Please find all lines in the data that hold the string "JSON" and copy them.

>> Start PROVIDED MATERIAL

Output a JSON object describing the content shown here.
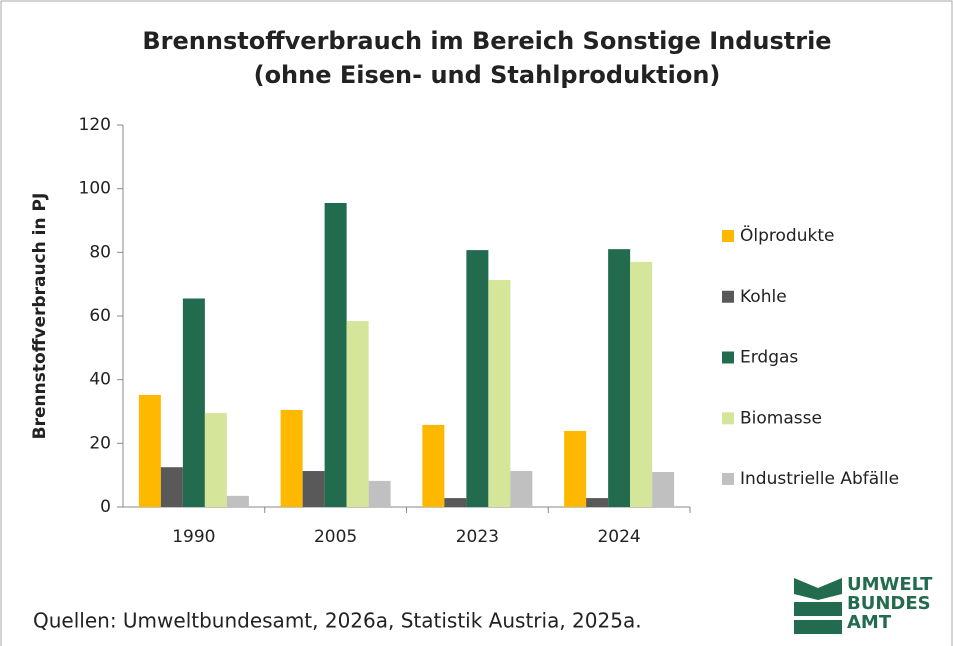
{
  "chart_data": {
    "type": "bar",
    "title": "Brennstoffverbrauch im Bereich Sonstige Industrie",
    "subtitle": "(ohne Eisen- und Stahlproduktion)",
    "y_label": "Brennstoffverbrauch in PJ",
    "categories": [
      "1990",
      "2005",
      "2023",
      "2024"
    ],
    "series": [
      {
        "name": "Ölprodukte",
        "color": "#ffb800",
        "values": [
          35.2,
          30.5,
          25.8,
          23.9
        ]
      },
      {
        "name": "Kohle",
        "color": "#595959",
        "values": [
          12.5,
          11.3,
          2.8,
          2.8
        ]
      },
      {
        "name": "Erdgas",
        "color": "#236b4e",
        "values": [
          65.5,
          95.5,
          80.7,
          81
        ]
      },
      {
        "name": "Biomasse",
        "color": "#d5e59a",
        "values": [
          29.5,
          58.4,
          71.3,
          77
        ]
      },
      {
        "name": "Industrielle Abfälle",
        "color": "#c0c0c0",
        "values": [
          3.5,
          8.2,
          11.3,
          11
        ]
      }
    ],
    "ylim": [
      0,
      120
    ],
    "yticks": [
      0,
      20,
      40,
      60,
      80,
      100,
      120
    ],
    "legend": "right",
    "source": "Quellen: Umweltbundesamt, 2026a, Statistik Austria, 2025a.",
    "logo": [
      "UMWELT",
      "BUNDES",
      "AMT"
    ]
  }
}
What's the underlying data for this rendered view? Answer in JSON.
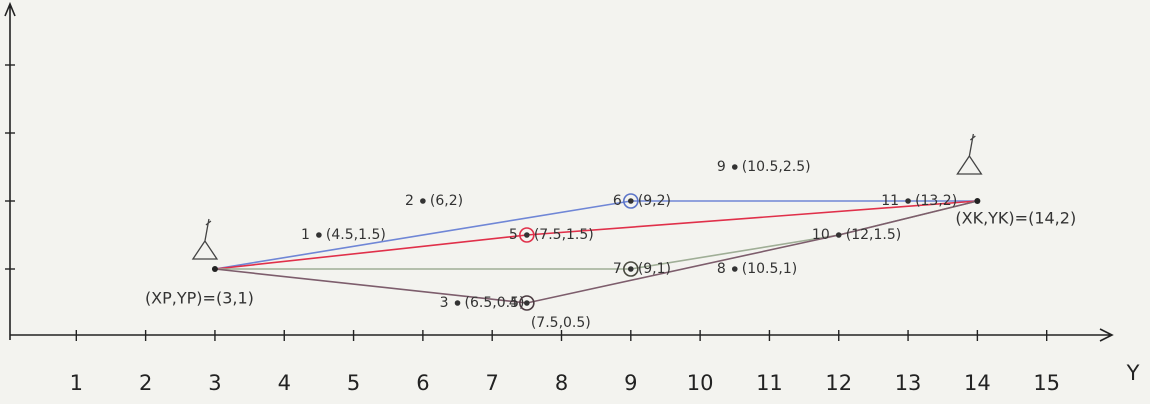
{
  "chart_data": {
    "type": "route-map",
    "x_label": "Y",
    "xlim": [
      0,
      16
    ],
    "ylim": [
      0,
      5
    ],
    "xticks": [
      1,
      2,
      3,
      4,
      5,
      6,
      7,
      8,
      9,
      10,
      11,
      12,
      13,
      14,
      15
    ],
    "yticks": [
      1,
      2,
      3,
      4
    ],
    "endpoints": [
      {
        "label": "(XP,YP)=(3,1)",
        "x": 3,
        "y": 1
      },
      {
        "label": "(XK,YK)=(14,2)",
        "x": 14,
        "y": 2
      }
    ],
    "points": [
      {
        "id": "1",
        "label": "(4.5,1.5)",
        "x": 4.5,
        "y": 1.5
      },
      {
        "id": "2",
        "label": "(6,2)",
        "x": 6,
        "y": 2
      },
      {
        "id": "3",
        "label": "(6.5,0.5)",
        "x": 6.5,
        "y": 0.5
      },
      {
        "id": "4",
        "label": "(7.5,0.5)",
        "x": 7.5,
        "y": 0.5,
        "ring": "#4a3a40"
      },
      {
        "id": "5",
        "label": "(7.5,1.5)",
        "x": 7.5,
        "y": 1.5,
        "ring": "#e0304a"
      },
      {
        "id": "6",
        "label": "(9,2)",
        "x": 9,
        "y": 2,
        "ring": "#5b74c8"
      },
      {
        "id": "7",
        "label": "(9,1)",
        "x": 9,
        "y": 1,
        "ring": "#4a4a40"
      },
      {
        "id": "8",
        "label": "(10.5,1)",
        "x": 10.5,
        "y": 1
      },
      {
        "id": "9",
        "label": "(10.5,2.5)",
        "x": 10.5,
        "y": 2.5
      },
      {
        "id": "10",
        "label": "(12,1.5)",
        "x": 12,
        "y": 1.5
      },
      {
        "id": "11",
        "label": "(13,2)",
        "x": 13,
        "y": 2
      }
    ],
    "series": [
      {
        "color": "#6f86d6",
        "x": [
          3,
          9,
          14
        ],
        "values": [
          1,
          2,
          2
        ]
      },
      {
        "color": "#e0304a",
        "x": [
          3,
          7.5,
          14
        ],
        "values": [
          1,
          1.5,
          2
        ]
      },
      {
        "color": "#9fae96",
        "x": [
          3,
          9,
          12,
          14
        ],
        "values": [
          1,
          1,
          1.5,
          2
        ]
      },
      {
        "color": "#7d5d6c",
        "x": [
          3,
          7.5,
          12,
          14
        ],
        "values": [
          1,
          0.5,
          1.5,
          2
        ]
      }
    ]
  }
}
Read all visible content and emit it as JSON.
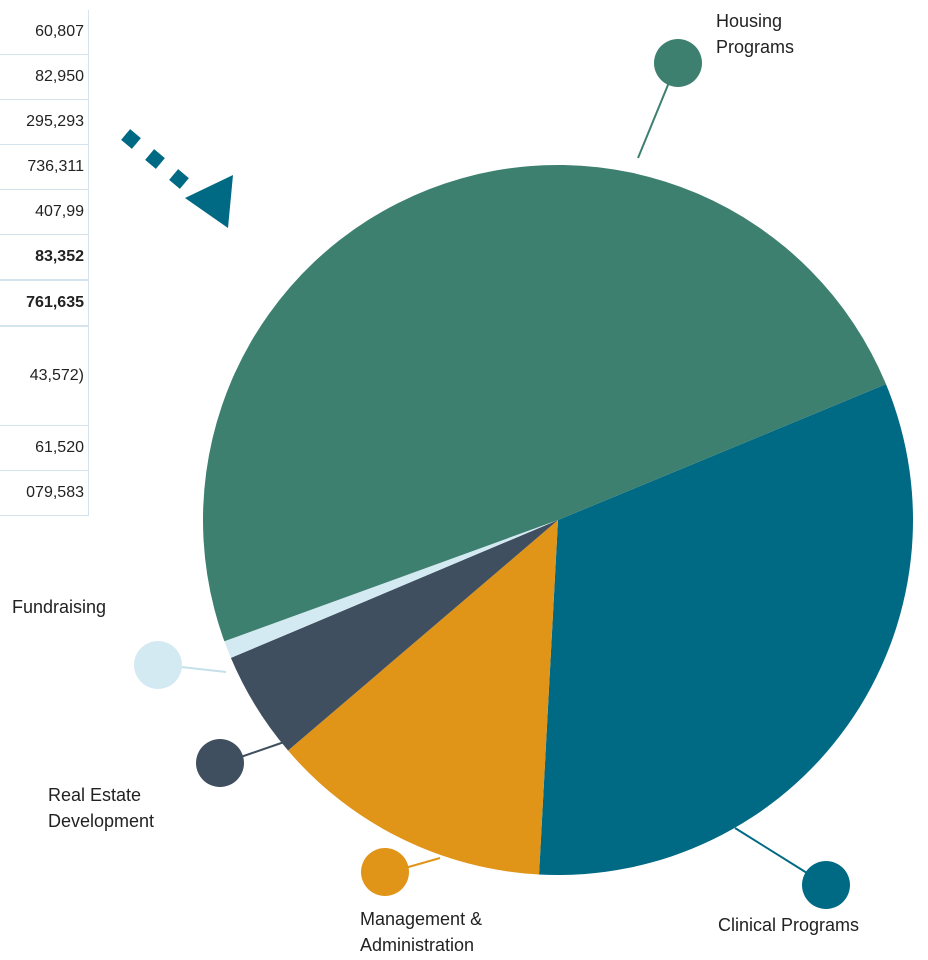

>> End PROVIDED MATERIAL

RESPONSE TO THE EXERCISE:
Output a JSON object describing the content shown here.
What's the underlying data for this rendered view? Answer in JSON.
Read all visible content and emit it as JSON.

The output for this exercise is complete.